- **Problem statement**
Find the lines with "mean" in them and copy them out.
■ ■ ■ ■
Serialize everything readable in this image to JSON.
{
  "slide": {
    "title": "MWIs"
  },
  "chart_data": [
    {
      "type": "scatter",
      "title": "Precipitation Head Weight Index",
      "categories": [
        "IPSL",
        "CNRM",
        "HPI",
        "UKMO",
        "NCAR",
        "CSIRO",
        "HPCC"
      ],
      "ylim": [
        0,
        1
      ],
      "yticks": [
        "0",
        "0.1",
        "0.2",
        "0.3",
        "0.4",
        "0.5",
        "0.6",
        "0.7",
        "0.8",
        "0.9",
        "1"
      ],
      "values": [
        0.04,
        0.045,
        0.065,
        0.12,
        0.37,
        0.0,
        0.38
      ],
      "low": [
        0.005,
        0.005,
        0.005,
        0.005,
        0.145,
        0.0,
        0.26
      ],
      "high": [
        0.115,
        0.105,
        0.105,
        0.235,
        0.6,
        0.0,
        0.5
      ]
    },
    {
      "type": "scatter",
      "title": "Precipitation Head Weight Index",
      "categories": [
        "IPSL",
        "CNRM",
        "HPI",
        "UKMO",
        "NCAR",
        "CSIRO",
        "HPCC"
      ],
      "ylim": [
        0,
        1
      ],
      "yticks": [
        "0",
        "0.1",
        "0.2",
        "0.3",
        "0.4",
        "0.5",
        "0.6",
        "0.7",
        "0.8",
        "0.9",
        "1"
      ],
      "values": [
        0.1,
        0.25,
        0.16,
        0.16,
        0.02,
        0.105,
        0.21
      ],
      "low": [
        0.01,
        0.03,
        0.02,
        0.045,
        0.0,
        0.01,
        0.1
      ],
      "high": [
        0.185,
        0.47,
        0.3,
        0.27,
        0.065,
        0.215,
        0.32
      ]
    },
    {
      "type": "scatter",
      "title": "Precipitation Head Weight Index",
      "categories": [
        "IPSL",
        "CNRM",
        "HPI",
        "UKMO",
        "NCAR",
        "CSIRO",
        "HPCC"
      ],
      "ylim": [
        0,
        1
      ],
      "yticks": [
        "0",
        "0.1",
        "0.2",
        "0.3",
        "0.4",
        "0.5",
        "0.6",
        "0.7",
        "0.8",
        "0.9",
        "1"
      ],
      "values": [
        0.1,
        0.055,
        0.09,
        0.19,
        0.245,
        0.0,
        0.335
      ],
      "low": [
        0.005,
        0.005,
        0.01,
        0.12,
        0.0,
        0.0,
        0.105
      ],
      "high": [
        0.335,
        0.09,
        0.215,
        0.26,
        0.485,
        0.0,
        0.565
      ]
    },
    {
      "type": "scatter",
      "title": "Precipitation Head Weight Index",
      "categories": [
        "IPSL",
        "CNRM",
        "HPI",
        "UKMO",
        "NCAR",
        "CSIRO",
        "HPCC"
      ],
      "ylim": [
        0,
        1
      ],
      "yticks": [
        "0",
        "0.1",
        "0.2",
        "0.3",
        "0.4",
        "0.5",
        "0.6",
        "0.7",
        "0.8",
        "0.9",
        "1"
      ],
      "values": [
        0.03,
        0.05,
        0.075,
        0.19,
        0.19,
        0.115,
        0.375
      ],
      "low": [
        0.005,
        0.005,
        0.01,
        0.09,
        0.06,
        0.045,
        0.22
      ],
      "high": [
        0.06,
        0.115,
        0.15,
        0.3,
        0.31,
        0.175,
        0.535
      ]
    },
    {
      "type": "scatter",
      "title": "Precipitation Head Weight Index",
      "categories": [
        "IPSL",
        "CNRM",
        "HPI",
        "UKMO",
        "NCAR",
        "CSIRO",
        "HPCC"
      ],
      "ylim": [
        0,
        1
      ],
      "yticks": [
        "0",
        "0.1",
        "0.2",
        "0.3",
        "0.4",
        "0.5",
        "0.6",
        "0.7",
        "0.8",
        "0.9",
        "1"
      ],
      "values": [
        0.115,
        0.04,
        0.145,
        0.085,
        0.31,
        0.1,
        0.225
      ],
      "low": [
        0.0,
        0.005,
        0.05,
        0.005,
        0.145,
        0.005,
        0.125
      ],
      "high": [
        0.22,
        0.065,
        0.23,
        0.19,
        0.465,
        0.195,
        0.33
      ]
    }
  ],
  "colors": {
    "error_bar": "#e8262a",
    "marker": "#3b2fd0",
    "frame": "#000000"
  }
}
■ ■ ■ ■
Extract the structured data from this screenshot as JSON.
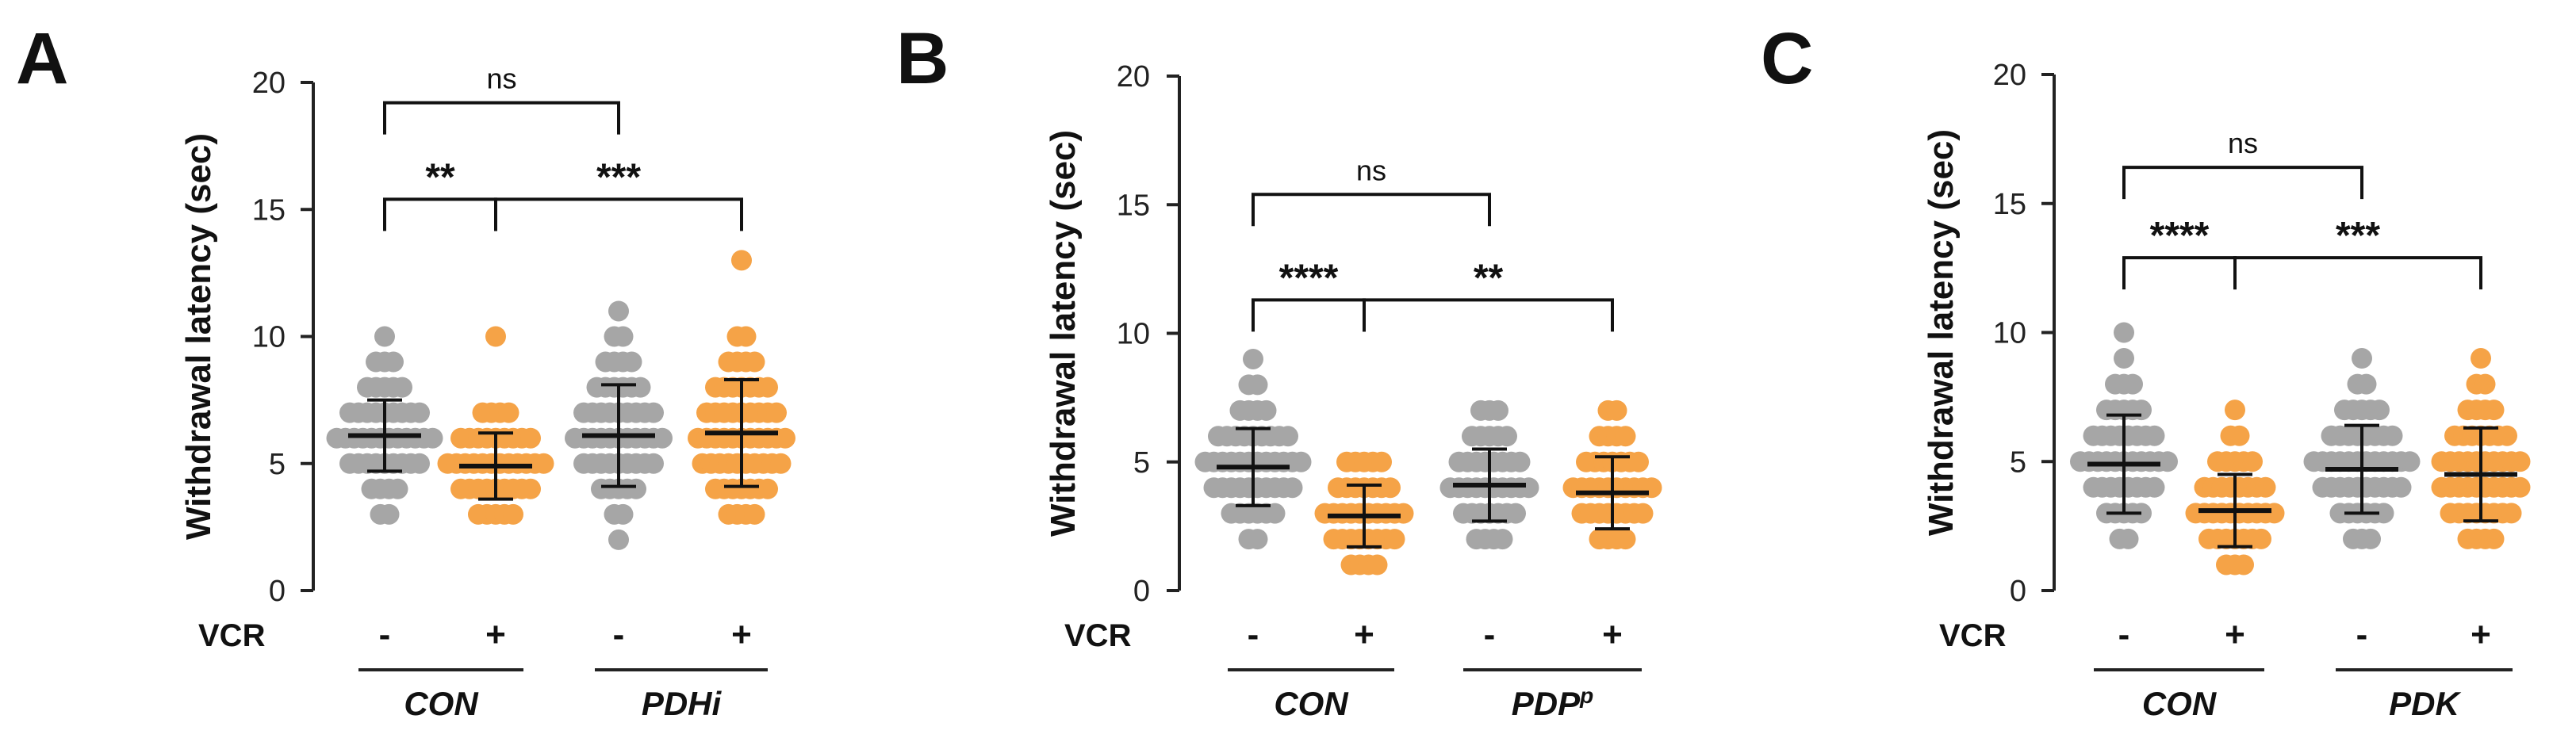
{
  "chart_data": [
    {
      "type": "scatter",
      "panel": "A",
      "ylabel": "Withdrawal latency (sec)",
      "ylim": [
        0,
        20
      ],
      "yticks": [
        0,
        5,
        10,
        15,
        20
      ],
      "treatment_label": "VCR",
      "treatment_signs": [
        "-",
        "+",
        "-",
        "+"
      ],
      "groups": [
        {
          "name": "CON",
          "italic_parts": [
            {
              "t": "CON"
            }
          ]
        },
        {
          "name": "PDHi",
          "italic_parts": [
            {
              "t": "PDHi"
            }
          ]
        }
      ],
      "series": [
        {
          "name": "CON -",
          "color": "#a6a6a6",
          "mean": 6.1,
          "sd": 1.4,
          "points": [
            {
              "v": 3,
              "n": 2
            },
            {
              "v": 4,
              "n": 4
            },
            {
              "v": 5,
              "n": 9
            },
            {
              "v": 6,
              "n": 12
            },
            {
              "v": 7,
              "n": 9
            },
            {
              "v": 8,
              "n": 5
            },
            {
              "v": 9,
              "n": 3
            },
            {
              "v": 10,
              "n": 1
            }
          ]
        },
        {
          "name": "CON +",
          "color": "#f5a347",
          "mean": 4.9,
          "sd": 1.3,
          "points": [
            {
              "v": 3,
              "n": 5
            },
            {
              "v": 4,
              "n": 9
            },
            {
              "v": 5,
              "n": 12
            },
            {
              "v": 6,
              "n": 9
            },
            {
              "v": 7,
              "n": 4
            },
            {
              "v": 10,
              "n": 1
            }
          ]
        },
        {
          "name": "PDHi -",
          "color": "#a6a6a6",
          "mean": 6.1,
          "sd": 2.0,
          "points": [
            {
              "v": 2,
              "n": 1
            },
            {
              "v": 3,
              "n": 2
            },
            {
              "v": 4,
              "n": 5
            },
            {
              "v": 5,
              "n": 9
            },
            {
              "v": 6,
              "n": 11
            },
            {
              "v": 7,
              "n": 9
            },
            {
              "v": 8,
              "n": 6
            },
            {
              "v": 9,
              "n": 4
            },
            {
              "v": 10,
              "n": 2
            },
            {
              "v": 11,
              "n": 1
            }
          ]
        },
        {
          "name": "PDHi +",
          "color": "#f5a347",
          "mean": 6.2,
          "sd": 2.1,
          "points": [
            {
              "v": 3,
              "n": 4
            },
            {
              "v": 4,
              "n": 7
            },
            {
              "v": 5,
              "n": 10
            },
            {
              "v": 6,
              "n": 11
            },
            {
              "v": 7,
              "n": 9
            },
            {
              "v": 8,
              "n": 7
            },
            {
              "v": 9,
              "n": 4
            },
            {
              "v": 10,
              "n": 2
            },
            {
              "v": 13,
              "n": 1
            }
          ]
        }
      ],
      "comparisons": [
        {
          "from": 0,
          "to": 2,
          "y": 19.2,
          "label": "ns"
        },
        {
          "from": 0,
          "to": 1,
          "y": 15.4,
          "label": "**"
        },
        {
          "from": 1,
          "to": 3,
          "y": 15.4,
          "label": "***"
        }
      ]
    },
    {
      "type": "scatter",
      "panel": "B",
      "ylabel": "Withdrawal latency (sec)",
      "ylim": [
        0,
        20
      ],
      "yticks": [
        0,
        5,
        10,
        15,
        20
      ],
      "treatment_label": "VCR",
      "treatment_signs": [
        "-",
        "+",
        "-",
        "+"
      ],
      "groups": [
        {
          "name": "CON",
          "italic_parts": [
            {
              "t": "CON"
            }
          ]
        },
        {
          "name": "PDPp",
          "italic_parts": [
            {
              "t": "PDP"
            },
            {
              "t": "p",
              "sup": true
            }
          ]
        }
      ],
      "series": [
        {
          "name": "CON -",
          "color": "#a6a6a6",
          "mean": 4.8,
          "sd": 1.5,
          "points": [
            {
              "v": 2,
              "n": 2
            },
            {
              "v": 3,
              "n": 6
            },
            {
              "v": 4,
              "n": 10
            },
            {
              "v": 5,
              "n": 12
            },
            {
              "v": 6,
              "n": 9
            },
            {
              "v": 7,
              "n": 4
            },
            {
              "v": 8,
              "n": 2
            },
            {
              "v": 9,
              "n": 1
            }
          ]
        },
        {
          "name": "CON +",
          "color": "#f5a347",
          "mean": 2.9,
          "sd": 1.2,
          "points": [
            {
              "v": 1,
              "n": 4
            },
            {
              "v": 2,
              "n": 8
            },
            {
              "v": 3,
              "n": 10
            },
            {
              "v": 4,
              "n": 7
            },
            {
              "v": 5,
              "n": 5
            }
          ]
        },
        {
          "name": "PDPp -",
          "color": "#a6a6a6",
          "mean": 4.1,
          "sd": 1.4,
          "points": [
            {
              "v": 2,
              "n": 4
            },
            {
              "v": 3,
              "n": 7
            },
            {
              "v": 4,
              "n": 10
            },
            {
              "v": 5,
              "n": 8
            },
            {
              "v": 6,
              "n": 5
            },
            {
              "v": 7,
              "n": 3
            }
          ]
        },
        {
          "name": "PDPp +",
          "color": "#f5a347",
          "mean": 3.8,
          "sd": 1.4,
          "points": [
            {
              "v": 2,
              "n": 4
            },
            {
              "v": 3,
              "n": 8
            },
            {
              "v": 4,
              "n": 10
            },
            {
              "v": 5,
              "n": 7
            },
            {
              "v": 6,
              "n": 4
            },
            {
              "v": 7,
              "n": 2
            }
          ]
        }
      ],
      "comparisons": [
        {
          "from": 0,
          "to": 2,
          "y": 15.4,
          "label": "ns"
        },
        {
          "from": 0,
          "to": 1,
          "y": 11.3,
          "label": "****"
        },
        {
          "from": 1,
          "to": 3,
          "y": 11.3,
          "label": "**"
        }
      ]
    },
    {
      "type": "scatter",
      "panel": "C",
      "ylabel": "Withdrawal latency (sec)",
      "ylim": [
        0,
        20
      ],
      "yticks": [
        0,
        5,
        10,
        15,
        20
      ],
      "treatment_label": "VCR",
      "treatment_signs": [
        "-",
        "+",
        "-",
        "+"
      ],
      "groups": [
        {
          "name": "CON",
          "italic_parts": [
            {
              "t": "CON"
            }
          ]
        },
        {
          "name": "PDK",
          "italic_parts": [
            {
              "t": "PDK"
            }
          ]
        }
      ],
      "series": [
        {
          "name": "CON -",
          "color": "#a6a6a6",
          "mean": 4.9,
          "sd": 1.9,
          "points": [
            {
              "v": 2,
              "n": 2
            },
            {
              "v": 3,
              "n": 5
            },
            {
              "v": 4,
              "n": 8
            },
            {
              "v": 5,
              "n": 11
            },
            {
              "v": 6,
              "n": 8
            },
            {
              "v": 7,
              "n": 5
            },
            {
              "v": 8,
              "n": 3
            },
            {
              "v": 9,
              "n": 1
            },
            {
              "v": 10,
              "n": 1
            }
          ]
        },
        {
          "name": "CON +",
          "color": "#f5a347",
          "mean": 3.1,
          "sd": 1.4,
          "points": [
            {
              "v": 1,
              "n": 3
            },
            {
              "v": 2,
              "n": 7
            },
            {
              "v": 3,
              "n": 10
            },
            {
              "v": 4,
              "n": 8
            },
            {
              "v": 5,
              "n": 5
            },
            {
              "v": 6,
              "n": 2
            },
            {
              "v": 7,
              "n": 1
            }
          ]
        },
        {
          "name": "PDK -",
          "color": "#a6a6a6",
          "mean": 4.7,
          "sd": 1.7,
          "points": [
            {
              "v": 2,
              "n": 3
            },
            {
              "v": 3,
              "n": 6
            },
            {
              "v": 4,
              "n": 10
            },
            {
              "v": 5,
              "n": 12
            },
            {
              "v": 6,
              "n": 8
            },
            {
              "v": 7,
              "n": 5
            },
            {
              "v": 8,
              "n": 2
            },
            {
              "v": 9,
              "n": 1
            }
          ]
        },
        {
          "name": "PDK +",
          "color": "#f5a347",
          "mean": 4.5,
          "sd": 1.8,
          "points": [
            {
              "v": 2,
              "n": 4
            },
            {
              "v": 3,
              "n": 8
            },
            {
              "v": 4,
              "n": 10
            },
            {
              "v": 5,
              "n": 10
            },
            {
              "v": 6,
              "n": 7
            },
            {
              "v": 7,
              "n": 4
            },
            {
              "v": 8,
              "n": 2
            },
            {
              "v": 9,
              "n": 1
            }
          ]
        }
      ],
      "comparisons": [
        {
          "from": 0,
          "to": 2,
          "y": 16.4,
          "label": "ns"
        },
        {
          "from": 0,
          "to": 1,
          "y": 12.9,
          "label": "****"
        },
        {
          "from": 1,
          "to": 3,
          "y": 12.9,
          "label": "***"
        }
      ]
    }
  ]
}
■ ■ ■ ■
- **Result below**
          "mean": 6.1,
          "mean": 4.9,
          "mean": 6.1,
          "mean": 6.2,
          "mean": 4.8,
          "mean": 2.9,
          "mean": 4.1,
          "mean": 3.8,
          "mean": 4.9,
          "mean": 3.1,
          "mean": 4.7,
          "mean": 4.5,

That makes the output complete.